*Set exercise:*
In the material below, identify each line bearing the word "xlabel". Reproduce those lines.

*Input records:*
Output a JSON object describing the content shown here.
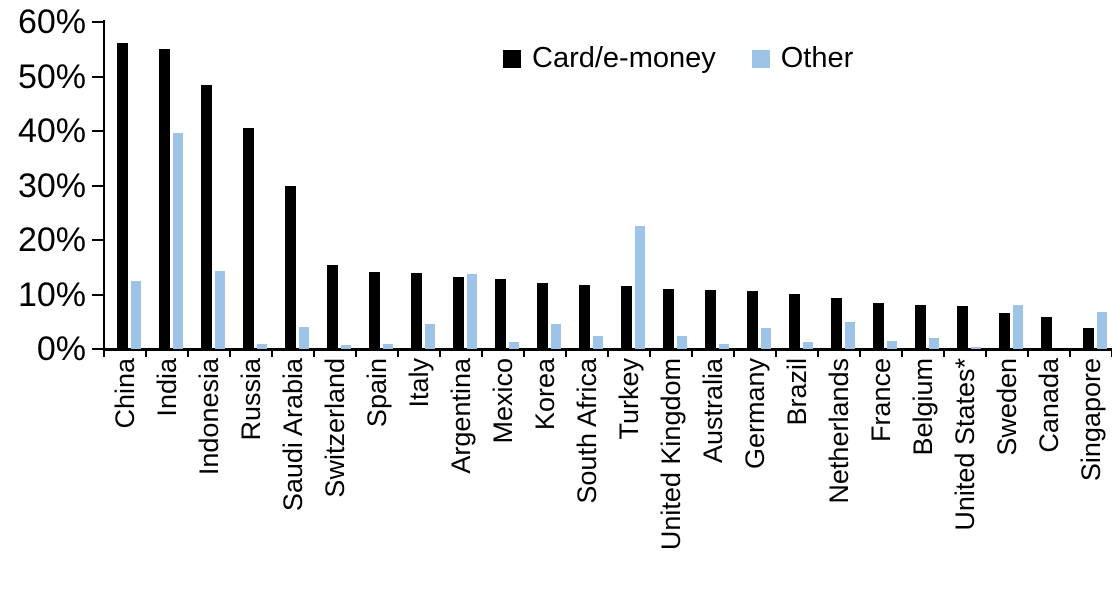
{
  "chart_data": {
    "type": "bar",
    "title": "",
    "xlabel": "",
    "ylabel": "",
    "ylim": [
      0,
      60
    ],
    "yticks": [
      "0%",
      "10%",
      "20%",
      "30%",
      "40%",
      "50%",
      "60%"
    ],
    "grid": false,
    "legend_position": "top-center",
    "categories": [
      "China",
      "India",
      "Indonesia",
      "Russia",
      "Saudi Arabia",
      "Switzerland",
      "Spain",
      "Italy",
      "Argentina",
      "Mexico",
      "Korea",
      "South Africa",
      "Turkey",
      "United Kingdom",
      "Australia",
      "Germany",
      "Brazil",
      "Netherlands",
      "France",
      "Belgium",
      "United States*",
      "Sweden",
      "Canada",
      "Singapore"
    ],
    "series": [
      {
        "name": "Card/e-money",
        "color": "#000000",
        "values": [
          56.2,
          55.0,
          48.4,
          40.5,
          29.9,
          15.5,
          14.1,
          13.9,
          13.3,
          12.8,
          12.2,
          11.7,
          11.6,
          11.0,
          10.8,
          10.6,
          10.0,
          9.3,
          8.5,
          8.1,
          7.9,
          6.6,
          5.9,
          3.9
        ]
      },
      {
        "name": "Other",
        "color": "#9DC3E6",
        "values": [
          12.4,
          39.7,
          14.4,
          1.0,
          4.0,
          0.7,
          1.0,
          4.5,
          13.8,
          1.3,
          4.5,
          2.3,
          22.5,
          2.3,
          0.9,
          3.9,
          1.2,
          4.9,
          1.5,
          2.0,
          0.3,
          8.1,
          0.0,
          6.7
        ]
      }
    ]
  }
}
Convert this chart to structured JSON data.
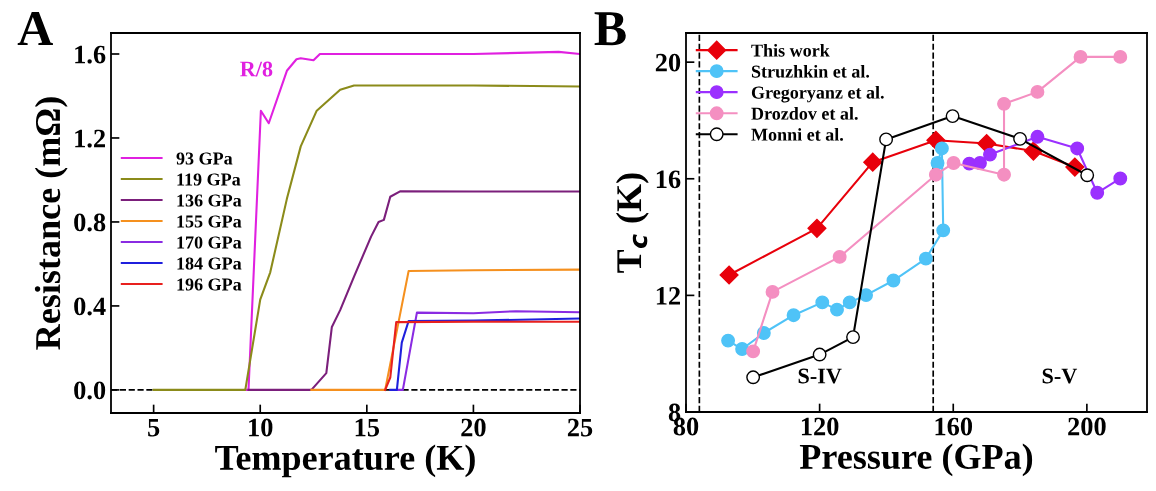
{
  "chart_data": [
    {
      "type": "line",
      "xlabel": "Temperature (K)",
      "ylabel": "Resistance (mΩ)",
      "xlim": [
        3,
        25
      ],
      "ylim": [
        -0.11,
        1.7
      ],
      "xticks": [
        5,
        10,
        15,
        20,
        25
      ],
      "yticks": [
        {
          "value": 0,
          "label": "0.0"
        },
        {
          "value": 0.4,
          "label": "0.4"
        },
        {
          "value": 0.8,
          "label": "0.8"
        },
        {
          "value": 1.2,
          "label": "1.2"
        },
        {
          "value": 1.6,
          "label": "1.6"
        }
      ],
      "grid": false,
      "legend": "left",
      "marker": "none",
      "line_style": "solid",
      "ref_lines": [
        {
          "axis": "y",
          "value": 0,
          "color": "#000000",
          "line_style": "dashed"
        }
      ],
      "annotations": [
        "A",
        "R/8"
      ],
      "series": [
        {
          "name": "93 GPa",
          "color": "#e020e0",
          "x": [
            9.3,
            9.45,
            10.03,
            10.4,
            11.25,
            11.7,
            11.9,
            12.5,
            12.8,
            15,
            20,
            24,
            25
          ],
          "values": [
            0,
            0,
            1.33,
            1.27,
            1.52,
            1.575,
            1.58,
            1.57,
            1.6,
            1.6,
            1.6,
            1.61,
            1.6
          ]
        },
        {
          "name": "119 GPa",
          "color": "#8b8b1a",
          "x": [
            5,
            7,
            9.3,
            10,
            10.47,
            11.25,
            11.9,
            12.65,
            13.75,
            14.4,
            20,
            25
          ],
          "values": [
            0,
            0,
            0,
            0.43,
            0.56,
            0.91,
            1.16,
            1.33,
            1.43,
            1.45,
            1.45,
            1.445
          ]
        },
        {
          "name": "136 GPa",
          "color": "#7b1f7b",
          "x": [
            9.45,
            12.4,
            13.1,
            13.36,
            13.75,
            14.4,
            15.2,
            15.55,
            15.8,
            16.1,
            16.56,
            20,
            25
          ],
          "values": [
            0,
            0,
            0.08,
            0.3,
            0.38,
            0.54,
            0.73,
            0.8,
            0.81,
            0.92,
            0.946,
            0.945,
            0.945
          ]
        },
        {
          "name": "155 GPa",
          "color": "#f5901e",
          "x": [
            12.4,
            15.86,
            16.96,
            20,
            25
          ],
          "values": [
            0,
            0,
            0.566,
            0.57,
            0.573
          ]
        },
        {
          "name": "170 GPa",
          "color": "#8a2be2",
          "x": [
            16.41,
            16.69,
            17.35,
            20,
            22,
            25
          ],
          "values": [
            0,
            0,
            0.368,
            0.365,
            0.375,
            0.37
          ]
        },
        {
          "name": "184 GPa",
          "color": "#1f1fdd",
          "x": [
            16.1,
            16.41,
            16.64,
            16.96,
            20,
            25
          ],
          "values": [
            0,
            0,
            0.225,
            0.328,
            0.33,
            0.34
          ]
        },
        {
          "name": "196 GPa",
          "color": "#e8201e",
          "x": [
            15.86,
            16.1,
            16.38,
            20,
            25
          ],
          "values": [
            0,
            0.059,
            0.323,
            0.325,
            0.325
          ]
        }
      ]
    },
    {
      "type": "line",
      "xlabel": "Pressure (GPa)",
      "ylabel": "T$_{c}$ (K)",
      "xlim": [
        80,
        218
      ],
      "ylim": [
        8,
        21
      ],
      "xticks": [
        80,
        120,
        160,
        200
      ],
      "yticks": [
        8,
        12,
        16,
        20
      ],
      "grid": false,
      "legend": "top left",
      "line_style": "solid",
      "ref_lines": [
        {
          "axis": "x",
          "value": 84,
          "color": "#000000",
          "line_style": "dashed"
        },
        {
          "axis": "x",
          "value": 154,
          "color": "#000000",
          "line_style": "dashed"
        }
      ],
      "annotations": [
        "B",
        "S-IV",
        "S-V"
      ],
      "series": [
        {
          "name": "This work",
          "color": "#e8000b",
          "marker": "diamond",
          "x": [
            92.9,
            119.2,
            135.9,
            154.8,
            170.0,
            184.0,
            196.4
          ],
          "values": [
            12.7,
            14.3,
            16.57,
            17.32,
            17.21,
            16.95,
            16.4
          ]
        },
        {
          "name": "Struzhkin et al.",
          "color": "#4fc3f7",
          "marker": "circle",
          "x": [
            92.6,
            96.8,
            103.3,
            112.2,
            120.8,
            125.2,
            129.0,
            133.9,
            142.1,
            151.8,
            157.0,
            156.6,
            155.3
          ],
          "values": [
            10.45,
            10.16,
            10.71,
            11.32,
            11.76,
            11.51,
            11.76,
            12.01,
            12.51,
            13.26,
            14.23,
            17.04,
            16.54
          ]
        },
        {
          "name": "Gregoryanz et al.",
          "color": "#9b30ff",
          "marker": "circle",
          "x": [
            164.8,
            168.0,
            171.0,
            185.2,
            197.1,
            203.1,
            210.0
          ],
          "values": [
            16.52,
            16.54,
            16.83,
            17.44,
            17.04,
            15.52,
            16.01
          ]
        },
        {
          "name": "Drozdov et al.",
          "color": "#f48fc1",
          "marker": "circle",
          "x": [
            100.1,
            105.9,
            126.0,
            154.8,
            160.1,
            175.2,
            175.2,
            185.2,
            198.1,
            210.0
          ],
          "values": [
            10.08,
            12.12,
            13.32,
            16.14,
            16.54,
            16.14,
            18.57,
            18.98,
            20.18,
            20.18
          ]
        },
        {
          "name": "Monni et al.",
          "color": "#000000",
          "marker": "circle",
          "x": [
            100.1,
            120.0,
            130.0,
            139.9,
            159.8,
            180.0,
            200.1
          ],
          "values": [
            9.19,
            9.97,
            10.57,
            17.35,
            18.15,
            17.37,
            16.12
          ]
        }
      ]
    }
  ]
}
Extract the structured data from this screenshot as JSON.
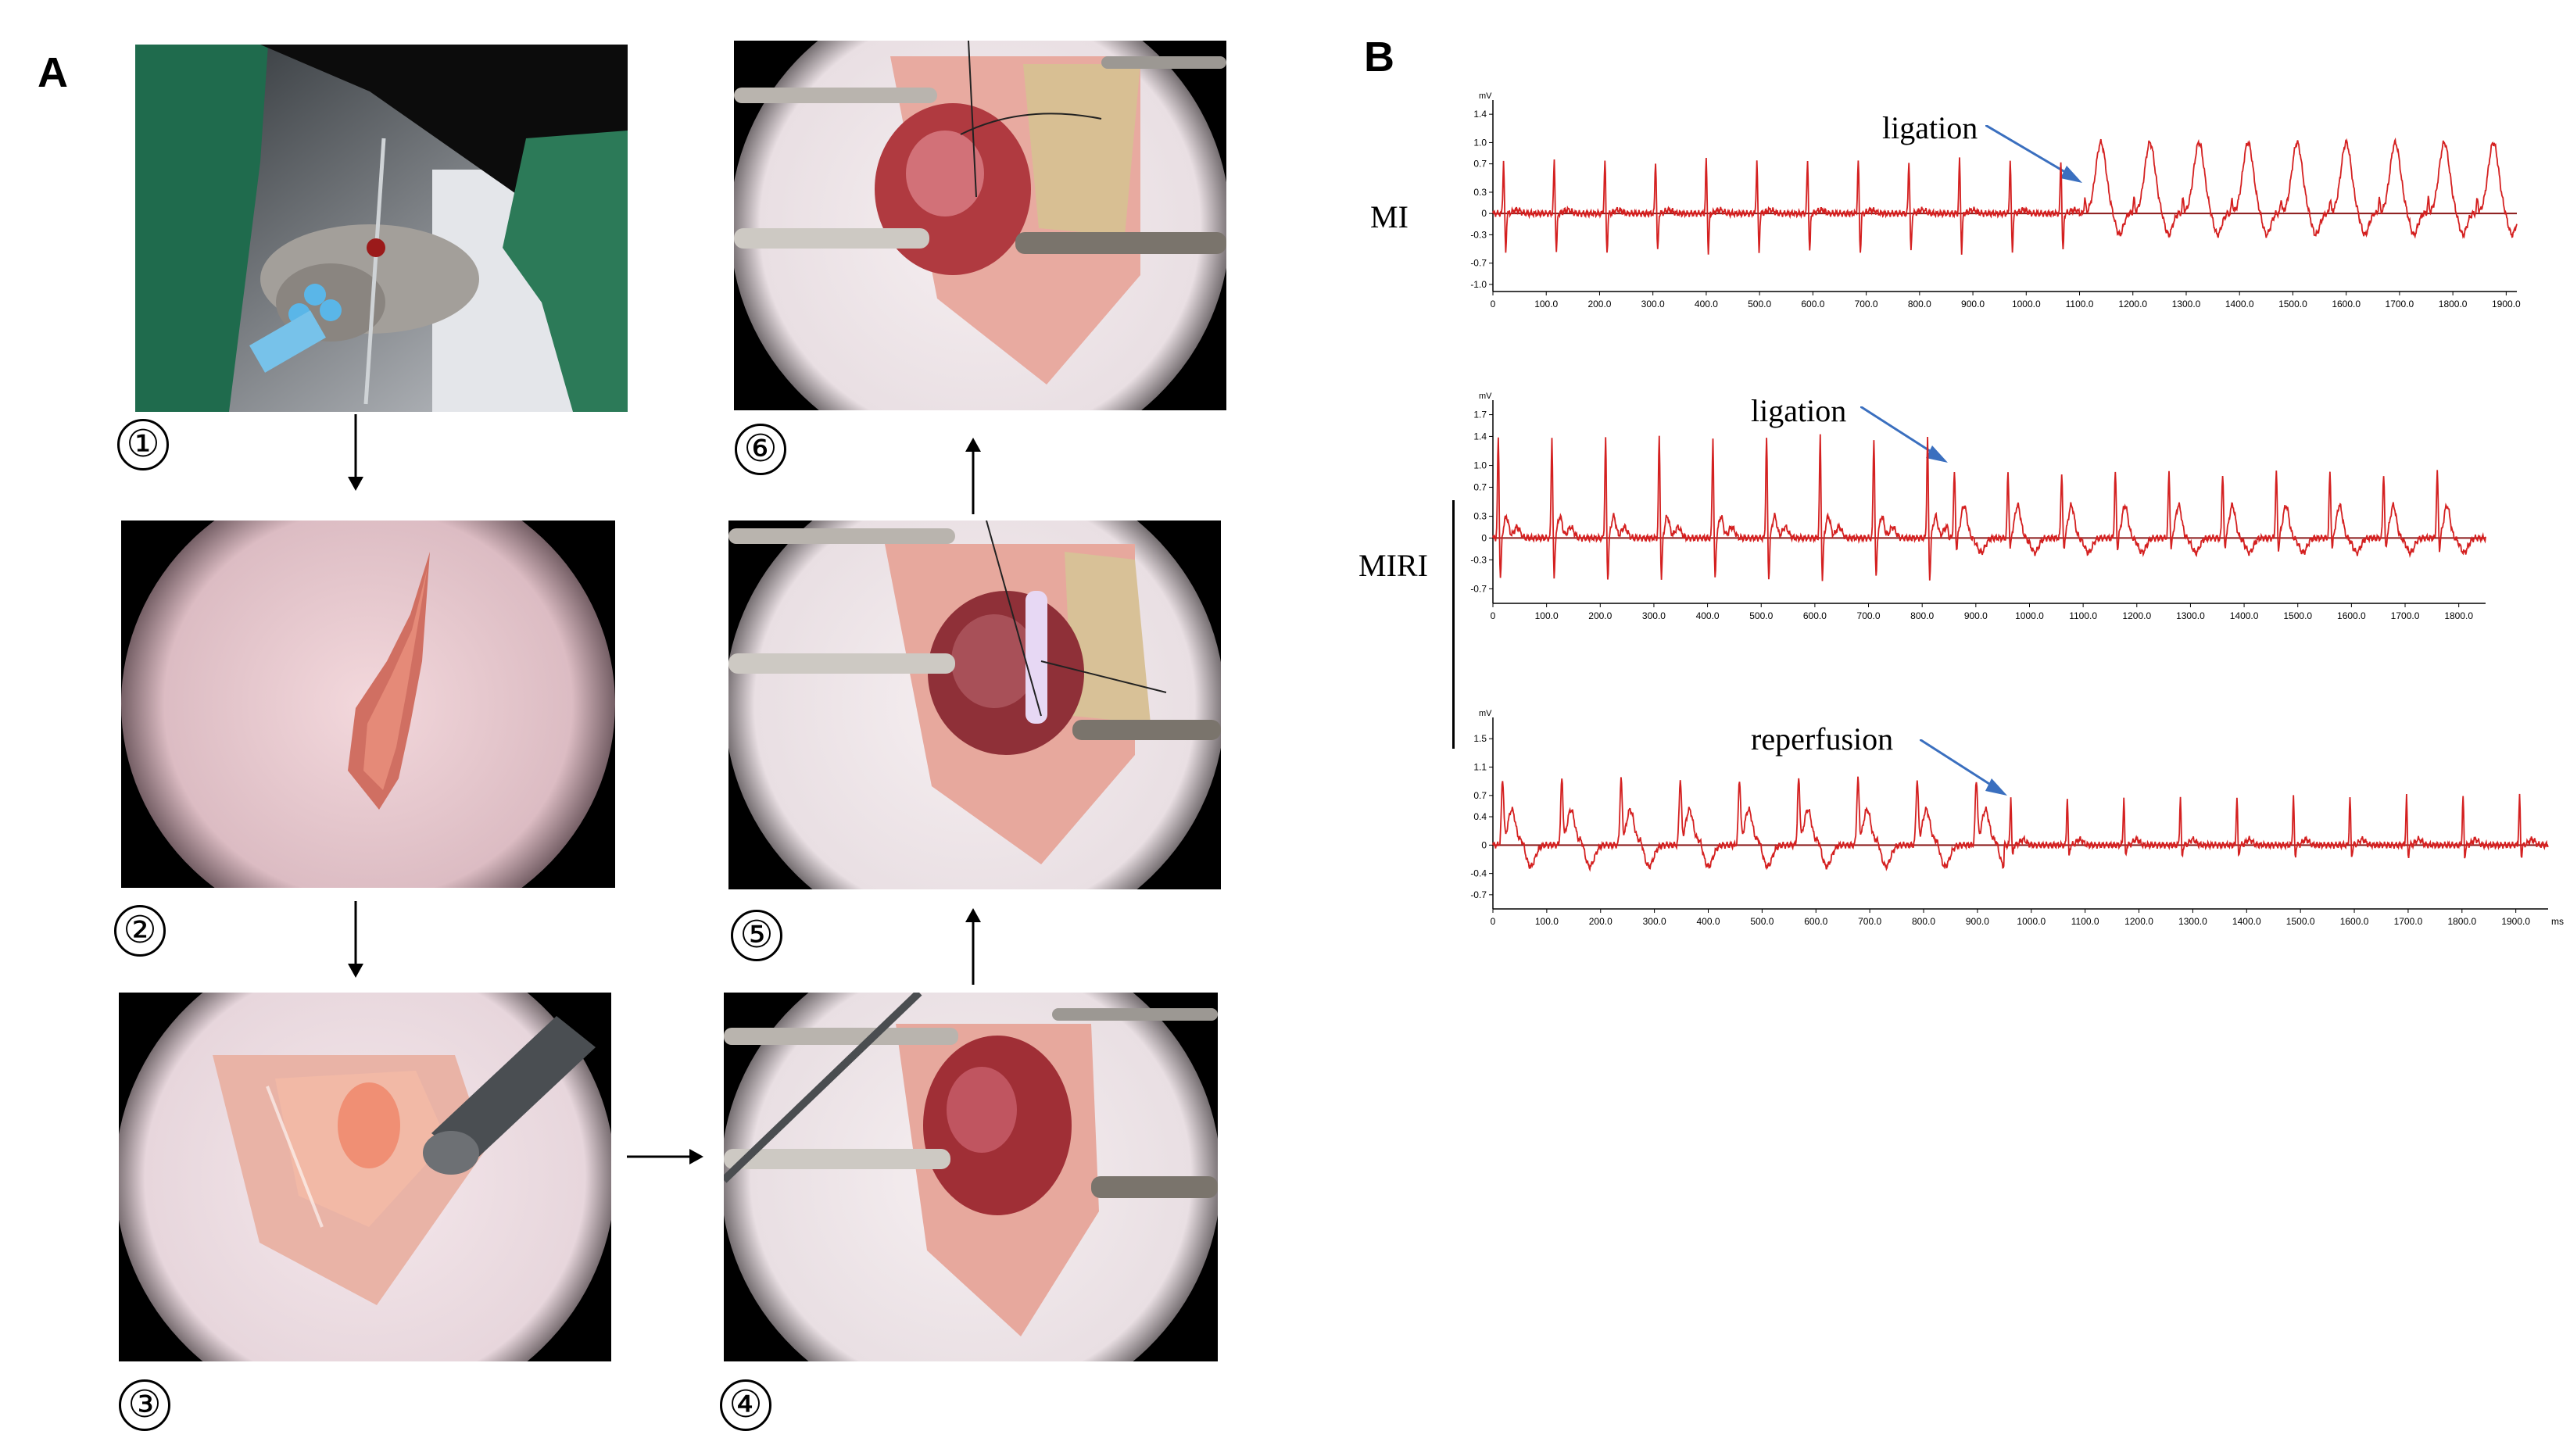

*Full output:*
    "xlabel": "",
      "xlabel": "Temperature (K)",
      "xlabel": "Pressure (GPa)",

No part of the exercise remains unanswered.